_TO BE DONE:_ Find how many lines hold the word "MEANS" and give that number only.
Start of SUPPLIED DATA
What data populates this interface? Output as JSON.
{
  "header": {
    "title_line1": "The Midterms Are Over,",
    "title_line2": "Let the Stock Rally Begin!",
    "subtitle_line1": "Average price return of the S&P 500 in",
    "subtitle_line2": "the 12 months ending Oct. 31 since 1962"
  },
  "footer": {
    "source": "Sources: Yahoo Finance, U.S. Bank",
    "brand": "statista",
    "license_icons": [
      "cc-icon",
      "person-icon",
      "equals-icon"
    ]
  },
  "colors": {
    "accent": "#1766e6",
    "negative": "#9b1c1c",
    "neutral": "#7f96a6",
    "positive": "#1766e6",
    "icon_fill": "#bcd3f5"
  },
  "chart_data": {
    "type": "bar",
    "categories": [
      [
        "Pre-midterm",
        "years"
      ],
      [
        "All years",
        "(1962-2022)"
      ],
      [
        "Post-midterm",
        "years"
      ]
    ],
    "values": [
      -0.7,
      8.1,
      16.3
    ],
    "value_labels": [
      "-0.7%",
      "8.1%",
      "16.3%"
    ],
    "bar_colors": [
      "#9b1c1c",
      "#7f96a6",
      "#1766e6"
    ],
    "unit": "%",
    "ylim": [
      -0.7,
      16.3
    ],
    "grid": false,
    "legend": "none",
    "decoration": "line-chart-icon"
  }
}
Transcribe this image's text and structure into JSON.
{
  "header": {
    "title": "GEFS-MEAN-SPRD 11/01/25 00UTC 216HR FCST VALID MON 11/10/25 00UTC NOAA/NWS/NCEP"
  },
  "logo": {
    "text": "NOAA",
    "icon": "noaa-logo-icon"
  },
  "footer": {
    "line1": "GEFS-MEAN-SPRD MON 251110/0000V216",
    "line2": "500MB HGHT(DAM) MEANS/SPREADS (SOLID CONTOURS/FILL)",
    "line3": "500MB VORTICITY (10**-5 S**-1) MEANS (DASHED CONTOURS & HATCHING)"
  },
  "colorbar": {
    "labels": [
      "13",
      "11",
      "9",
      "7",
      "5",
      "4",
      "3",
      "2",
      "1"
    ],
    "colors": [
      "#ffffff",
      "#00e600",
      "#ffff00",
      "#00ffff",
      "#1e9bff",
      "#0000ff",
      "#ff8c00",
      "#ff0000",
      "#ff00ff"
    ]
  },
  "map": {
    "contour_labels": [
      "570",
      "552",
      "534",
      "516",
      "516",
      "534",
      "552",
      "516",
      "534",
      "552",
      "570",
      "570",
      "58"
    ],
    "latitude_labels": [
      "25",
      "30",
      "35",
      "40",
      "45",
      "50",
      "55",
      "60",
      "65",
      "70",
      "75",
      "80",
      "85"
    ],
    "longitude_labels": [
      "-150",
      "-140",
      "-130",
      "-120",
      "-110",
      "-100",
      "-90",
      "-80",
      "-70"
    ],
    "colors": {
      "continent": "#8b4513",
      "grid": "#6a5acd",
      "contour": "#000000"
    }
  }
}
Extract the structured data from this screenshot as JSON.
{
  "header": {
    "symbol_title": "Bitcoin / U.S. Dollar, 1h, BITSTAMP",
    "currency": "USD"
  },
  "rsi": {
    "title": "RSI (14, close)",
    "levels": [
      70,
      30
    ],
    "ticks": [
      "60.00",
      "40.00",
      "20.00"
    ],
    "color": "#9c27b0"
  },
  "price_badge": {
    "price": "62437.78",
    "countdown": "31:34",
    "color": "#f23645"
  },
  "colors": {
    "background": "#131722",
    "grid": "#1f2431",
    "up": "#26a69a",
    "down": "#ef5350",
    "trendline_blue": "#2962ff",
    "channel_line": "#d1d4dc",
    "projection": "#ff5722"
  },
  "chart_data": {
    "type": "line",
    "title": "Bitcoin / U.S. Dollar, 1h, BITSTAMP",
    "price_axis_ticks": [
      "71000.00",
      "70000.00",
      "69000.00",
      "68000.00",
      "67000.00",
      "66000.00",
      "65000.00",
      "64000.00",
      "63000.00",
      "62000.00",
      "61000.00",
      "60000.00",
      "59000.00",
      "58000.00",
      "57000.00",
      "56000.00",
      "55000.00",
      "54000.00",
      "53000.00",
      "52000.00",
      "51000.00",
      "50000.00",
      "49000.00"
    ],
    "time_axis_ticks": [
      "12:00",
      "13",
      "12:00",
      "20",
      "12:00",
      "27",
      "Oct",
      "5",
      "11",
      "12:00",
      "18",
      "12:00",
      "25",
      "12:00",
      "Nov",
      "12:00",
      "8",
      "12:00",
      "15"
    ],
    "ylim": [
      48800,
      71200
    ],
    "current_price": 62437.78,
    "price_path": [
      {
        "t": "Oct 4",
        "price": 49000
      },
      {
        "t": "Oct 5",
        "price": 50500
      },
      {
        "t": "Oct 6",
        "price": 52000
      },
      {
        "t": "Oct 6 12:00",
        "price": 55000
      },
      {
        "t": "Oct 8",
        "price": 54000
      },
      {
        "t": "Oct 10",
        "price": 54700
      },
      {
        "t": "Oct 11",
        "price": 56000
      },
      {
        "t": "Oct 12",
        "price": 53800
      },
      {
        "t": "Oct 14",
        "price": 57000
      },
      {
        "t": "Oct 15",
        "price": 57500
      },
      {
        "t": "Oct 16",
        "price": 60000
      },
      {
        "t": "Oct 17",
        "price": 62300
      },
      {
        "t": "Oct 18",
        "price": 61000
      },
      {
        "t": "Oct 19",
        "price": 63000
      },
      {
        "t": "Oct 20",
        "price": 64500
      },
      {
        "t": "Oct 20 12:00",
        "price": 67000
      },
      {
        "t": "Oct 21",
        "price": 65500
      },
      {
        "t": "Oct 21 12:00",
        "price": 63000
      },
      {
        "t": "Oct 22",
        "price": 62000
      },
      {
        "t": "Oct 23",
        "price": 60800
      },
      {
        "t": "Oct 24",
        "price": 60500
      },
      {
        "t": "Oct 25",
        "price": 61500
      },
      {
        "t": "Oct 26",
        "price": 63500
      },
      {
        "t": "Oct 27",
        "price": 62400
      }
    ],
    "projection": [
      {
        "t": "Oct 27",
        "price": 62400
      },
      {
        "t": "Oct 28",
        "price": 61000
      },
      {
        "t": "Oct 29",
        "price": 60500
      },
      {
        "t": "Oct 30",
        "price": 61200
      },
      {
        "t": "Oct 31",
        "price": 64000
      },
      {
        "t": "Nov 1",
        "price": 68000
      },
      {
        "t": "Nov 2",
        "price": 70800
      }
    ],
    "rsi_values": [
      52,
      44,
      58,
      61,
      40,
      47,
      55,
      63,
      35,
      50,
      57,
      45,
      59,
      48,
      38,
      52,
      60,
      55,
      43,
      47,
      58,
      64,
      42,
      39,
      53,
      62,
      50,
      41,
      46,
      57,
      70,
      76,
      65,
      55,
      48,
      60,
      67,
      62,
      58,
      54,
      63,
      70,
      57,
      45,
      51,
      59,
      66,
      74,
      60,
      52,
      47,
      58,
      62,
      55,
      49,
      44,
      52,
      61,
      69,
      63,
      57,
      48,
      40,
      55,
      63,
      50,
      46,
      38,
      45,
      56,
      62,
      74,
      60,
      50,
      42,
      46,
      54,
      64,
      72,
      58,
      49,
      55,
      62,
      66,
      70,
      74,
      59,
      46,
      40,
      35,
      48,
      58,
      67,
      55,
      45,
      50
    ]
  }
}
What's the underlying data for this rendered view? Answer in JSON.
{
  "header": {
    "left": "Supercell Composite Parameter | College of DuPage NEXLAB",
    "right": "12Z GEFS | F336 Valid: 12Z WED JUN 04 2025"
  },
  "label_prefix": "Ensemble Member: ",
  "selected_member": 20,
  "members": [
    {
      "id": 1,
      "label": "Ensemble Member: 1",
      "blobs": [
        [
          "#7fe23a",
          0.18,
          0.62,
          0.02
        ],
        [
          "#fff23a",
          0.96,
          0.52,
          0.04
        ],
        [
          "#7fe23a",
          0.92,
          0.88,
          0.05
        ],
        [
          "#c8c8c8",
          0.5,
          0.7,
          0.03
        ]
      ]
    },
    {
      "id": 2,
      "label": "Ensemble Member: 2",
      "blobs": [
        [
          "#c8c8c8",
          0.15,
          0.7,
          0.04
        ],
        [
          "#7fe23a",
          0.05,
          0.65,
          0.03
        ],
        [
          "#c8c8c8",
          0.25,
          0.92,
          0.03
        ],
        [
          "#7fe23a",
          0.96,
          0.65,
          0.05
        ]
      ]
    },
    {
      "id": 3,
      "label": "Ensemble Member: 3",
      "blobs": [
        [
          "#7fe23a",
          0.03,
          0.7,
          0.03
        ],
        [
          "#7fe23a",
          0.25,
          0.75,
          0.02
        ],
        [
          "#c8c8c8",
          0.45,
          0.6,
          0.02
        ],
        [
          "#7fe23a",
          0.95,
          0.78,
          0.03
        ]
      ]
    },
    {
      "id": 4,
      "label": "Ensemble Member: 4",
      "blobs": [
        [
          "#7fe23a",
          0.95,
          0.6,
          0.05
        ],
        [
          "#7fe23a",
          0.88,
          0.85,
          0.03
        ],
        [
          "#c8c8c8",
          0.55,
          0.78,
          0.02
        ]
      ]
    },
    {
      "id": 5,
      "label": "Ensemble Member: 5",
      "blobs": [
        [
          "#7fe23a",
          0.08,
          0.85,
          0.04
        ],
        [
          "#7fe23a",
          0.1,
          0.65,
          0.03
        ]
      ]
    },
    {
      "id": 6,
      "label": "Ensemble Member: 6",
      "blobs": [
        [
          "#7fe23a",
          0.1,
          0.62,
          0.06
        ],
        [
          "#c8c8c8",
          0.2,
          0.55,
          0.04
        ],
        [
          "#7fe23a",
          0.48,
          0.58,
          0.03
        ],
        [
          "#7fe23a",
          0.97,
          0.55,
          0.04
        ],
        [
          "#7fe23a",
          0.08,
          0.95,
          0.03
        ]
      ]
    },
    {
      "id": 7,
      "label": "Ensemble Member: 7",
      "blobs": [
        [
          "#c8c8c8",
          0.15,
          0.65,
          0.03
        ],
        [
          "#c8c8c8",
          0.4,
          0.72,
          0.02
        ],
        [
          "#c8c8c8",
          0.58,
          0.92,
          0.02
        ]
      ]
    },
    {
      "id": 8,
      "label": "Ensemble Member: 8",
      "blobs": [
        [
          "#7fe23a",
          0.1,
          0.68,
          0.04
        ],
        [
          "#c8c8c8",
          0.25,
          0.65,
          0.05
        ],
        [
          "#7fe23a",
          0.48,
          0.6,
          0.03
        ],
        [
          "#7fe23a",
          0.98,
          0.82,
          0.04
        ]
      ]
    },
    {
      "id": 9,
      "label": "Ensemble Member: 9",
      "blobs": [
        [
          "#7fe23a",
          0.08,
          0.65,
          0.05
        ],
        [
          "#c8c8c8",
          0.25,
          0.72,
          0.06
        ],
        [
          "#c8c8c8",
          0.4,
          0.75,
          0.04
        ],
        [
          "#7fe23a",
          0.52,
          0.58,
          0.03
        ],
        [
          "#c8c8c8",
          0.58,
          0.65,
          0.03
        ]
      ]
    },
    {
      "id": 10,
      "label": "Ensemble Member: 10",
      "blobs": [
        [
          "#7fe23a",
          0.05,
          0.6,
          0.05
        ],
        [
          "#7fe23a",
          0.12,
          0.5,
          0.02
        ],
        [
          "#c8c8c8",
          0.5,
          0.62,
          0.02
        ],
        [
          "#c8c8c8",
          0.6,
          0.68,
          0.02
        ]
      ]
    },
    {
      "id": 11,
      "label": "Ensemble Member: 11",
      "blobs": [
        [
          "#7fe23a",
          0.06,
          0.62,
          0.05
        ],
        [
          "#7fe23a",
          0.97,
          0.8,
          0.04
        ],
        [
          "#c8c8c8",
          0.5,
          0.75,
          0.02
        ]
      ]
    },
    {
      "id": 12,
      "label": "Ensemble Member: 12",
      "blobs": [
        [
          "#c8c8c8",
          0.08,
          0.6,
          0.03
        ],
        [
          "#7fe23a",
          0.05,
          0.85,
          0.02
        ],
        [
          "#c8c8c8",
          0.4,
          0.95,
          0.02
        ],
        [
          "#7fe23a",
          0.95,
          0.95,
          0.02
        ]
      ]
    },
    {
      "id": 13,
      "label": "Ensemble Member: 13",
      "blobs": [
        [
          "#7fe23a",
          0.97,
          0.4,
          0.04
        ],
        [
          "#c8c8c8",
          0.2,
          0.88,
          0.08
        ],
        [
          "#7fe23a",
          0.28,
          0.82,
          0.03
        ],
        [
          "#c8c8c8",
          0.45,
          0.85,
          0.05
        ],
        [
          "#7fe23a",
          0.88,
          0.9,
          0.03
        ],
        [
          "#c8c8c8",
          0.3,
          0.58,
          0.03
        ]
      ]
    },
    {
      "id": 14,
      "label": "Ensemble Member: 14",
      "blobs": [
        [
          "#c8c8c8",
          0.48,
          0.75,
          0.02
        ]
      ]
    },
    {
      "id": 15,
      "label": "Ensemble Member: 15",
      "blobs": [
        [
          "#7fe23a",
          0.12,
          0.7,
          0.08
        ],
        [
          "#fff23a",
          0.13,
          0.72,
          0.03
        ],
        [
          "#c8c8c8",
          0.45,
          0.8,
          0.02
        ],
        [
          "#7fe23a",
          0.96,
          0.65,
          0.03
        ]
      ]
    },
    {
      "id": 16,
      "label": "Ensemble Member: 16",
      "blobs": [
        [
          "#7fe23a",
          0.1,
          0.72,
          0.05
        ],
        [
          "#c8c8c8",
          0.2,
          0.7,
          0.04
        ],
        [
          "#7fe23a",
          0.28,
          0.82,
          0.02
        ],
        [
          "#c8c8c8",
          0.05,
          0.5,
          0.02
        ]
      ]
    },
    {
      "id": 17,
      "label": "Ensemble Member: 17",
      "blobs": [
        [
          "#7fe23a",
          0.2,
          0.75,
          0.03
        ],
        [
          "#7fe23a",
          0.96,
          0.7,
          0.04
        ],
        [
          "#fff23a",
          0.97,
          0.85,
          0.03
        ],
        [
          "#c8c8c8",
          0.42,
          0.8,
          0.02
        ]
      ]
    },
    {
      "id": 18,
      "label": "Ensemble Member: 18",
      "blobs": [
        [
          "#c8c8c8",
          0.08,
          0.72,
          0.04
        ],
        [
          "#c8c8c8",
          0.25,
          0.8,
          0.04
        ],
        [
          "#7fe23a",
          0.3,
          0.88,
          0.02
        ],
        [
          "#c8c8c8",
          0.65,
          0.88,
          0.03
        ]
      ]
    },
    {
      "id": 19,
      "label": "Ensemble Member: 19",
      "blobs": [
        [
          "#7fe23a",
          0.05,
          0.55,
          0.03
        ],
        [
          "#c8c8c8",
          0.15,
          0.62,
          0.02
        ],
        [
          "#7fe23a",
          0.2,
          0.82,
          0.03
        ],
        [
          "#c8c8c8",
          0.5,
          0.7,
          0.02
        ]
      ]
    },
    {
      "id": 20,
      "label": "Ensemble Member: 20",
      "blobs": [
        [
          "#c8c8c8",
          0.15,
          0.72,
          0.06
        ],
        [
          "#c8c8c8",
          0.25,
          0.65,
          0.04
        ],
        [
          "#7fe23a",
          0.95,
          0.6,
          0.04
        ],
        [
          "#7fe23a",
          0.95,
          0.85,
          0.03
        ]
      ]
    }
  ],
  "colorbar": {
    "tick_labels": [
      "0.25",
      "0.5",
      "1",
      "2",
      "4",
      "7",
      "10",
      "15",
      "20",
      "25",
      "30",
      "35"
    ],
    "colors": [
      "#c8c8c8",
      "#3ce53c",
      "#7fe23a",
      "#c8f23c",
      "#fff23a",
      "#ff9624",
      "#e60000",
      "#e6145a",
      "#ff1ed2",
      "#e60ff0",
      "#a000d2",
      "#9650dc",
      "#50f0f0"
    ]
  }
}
End of SUPPLIED DATA
_OUTPUT OF THE EXERCISE:_ 2